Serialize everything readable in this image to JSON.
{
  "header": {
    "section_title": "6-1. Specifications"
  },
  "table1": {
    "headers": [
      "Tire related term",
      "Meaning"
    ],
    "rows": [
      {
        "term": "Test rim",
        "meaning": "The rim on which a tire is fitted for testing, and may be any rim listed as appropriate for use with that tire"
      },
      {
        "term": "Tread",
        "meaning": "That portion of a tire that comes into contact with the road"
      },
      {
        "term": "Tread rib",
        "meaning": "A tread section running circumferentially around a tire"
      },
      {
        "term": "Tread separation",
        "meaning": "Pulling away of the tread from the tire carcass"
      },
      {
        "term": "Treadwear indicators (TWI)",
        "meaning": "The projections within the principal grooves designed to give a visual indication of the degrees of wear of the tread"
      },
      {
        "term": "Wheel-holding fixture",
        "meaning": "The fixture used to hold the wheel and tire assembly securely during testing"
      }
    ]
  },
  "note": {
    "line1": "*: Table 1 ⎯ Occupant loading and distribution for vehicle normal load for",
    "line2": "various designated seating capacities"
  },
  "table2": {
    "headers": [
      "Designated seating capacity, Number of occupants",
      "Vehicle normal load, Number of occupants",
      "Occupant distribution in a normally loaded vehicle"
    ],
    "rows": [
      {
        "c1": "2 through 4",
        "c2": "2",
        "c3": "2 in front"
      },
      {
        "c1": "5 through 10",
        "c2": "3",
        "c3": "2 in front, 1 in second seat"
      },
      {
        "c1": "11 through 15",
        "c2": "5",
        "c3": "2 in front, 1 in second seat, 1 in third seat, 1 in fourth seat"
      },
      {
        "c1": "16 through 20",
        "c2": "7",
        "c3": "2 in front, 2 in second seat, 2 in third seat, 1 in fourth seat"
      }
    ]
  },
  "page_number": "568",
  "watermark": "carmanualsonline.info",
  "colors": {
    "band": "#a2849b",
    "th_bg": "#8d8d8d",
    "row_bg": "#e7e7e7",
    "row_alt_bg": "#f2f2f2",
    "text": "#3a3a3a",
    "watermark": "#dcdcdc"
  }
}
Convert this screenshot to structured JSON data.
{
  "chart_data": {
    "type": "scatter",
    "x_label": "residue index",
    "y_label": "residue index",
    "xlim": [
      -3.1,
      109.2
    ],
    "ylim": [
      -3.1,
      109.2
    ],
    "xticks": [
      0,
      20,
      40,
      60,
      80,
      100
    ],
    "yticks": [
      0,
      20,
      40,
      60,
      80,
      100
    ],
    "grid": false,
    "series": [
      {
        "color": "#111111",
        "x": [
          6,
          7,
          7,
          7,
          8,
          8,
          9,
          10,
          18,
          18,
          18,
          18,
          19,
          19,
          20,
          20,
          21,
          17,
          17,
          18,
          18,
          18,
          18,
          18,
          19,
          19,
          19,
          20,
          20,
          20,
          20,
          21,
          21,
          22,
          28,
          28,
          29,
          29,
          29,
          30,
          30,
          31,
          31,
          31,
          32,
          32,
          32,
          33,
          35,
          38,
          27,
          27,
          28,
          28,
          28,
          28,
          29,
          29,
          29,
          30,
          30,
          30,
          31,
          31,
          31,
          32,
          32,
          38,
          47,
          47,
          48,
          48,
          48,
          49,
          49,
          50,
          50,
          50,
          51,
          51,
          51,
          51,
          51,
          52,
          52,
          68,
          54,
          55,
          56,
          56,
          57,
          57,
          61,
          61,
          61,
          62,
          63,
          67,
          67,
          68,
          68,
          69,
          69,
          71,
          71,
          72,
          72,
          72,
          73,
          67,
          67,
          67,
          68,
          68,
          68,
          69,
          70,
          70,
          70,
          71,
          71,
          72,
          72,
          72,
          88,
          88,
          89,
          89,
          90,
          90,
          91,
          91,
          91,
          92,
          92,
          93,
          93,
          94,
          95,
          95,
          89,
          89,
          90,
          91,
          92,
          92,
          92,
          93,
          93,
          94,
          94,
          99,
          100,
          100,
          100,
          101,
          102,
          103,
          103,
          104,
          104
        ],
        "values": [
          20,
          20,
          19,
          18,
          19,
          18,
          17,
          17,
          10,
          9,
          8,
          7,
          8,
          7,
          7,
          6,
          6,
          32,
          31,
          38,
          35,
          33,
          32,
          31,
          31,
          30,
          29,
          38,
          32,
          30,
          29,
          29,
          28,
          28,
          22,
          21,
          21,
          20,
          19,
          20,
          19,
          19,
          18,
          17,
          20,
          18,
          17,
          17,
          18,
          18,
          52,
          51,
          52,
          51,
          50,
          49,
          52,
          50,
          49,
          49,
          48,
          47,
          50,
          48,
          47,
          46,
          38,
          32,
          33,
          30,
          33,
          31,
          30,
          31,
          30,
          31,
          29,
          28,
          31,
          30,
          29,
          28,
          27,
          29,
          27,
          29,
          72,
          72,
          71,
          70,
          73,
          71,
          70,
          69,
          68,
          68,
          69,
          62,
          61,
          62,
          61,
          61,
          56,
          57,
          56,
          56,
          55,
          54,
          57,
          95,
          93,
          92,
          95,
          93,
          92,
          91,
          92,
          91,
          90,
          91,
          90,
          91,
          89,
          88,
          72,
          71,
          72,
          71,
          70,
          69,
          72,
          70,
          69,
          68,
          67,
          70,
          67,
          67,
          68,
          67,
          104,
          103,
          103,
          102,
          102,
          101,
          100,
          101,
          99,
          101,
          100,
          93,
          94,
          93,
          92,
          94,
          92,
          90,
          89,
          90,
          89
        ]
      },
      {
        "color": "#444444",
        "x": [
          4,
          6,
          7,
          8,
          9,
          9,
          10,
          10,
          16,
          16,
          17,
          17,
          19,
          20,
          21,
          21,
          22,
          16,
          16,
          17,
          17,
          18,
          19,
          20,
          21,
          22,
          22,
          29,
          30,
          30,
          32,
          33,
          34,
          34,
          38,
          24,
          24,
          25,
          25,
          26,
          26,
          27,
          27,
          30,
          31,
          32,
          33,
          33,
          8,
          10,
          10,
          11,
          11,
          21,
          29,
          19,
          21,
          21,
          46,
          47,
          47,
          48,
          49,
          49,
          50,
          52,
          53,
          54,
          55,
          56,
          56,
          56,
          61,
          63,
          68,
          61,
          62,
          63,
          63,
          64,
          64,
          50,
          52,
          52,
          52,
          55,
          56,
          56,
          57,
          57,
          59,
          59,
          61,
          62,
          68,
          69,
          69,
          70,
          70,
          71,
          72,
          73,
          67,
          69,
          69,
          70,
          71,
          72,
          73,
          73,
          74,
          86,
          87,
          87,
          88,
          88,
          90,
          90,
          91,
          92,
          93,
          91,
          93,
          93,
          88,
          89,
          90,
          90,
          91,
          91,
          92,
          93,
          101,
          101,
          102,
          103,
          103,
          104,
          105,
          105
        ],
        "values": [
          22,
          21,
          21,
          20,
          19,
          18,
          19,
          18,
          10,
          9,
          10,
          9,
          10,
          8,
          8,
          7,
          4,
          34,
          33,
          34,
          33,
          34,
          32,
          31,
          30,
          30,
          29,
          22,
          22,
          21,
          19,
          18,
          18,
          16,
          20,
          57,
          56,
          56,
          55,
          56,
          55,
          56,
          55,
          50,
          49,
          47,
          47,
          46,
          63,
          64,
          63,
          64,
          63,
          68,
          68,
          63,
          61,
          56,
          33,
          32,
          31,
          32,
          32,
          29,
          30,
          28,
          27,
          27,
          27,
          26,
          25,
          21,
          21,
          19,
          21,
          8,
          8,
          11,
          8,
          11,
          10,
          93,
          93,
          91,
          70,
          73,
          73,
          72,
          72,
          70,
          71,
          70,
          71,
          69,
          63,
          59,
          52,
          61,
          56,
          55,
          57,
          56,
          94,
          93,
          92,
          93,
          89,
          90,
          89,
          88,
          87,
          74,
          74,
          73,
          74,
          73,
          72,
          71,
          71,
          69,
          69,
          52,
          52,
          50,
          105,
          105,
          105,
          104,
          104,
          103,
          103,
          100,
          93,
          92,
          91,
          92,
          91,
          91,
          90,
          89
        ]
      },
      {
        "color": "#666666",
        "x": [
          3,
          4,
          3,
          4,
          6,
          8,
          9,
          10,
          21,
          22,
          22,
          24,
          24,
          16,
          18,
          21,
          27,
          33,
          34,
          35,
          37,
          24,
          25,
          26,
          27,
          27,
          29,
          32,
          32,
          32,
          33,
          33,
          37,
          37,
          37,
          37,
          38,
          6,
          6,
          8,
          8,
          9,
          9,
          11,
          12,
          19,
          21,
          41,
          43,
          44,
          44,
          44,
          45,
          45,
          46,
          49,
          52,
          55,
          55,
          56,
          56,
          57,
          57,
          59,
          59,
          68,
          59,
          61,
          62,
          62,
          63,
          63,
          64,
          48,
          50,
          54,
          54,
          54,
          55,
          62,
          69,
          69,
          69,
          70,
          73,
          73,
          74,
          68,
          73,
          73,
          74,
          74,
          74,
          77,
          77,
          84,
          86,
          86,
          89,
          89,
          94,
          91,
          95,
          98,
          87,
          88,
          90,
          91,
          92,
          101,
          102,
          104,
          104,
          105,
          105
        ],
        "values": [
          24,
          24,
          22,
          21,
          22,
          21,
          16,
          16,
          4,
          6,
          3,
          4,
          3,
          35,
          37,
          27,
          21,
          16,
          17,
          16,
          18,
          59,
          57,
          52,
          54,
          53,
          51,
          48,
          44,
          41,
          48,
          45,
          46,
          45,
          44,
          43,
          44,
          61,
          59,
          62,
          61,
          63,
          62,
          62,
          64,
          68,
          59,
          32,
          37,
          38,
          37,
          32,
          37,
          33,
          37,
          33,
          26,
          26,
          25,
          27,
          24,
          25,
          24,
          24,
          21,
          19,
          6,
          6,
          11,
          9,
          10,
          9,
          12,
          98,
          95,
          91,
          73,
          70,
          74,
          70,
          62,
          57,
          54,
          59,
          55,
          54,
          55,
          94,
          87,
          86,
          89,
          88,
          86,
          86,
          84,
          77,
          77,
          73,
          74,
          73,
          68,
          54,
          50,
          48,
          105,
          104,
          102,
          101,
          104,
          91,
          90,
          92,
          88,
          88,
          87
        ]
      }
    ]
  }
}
········
What to work on: In the records above, find each line with the word "occupants" and copy it.

Worked answer:
      "Designated seating capacity, Number of occupants",
      "Vehicle normal load, Number of occupants",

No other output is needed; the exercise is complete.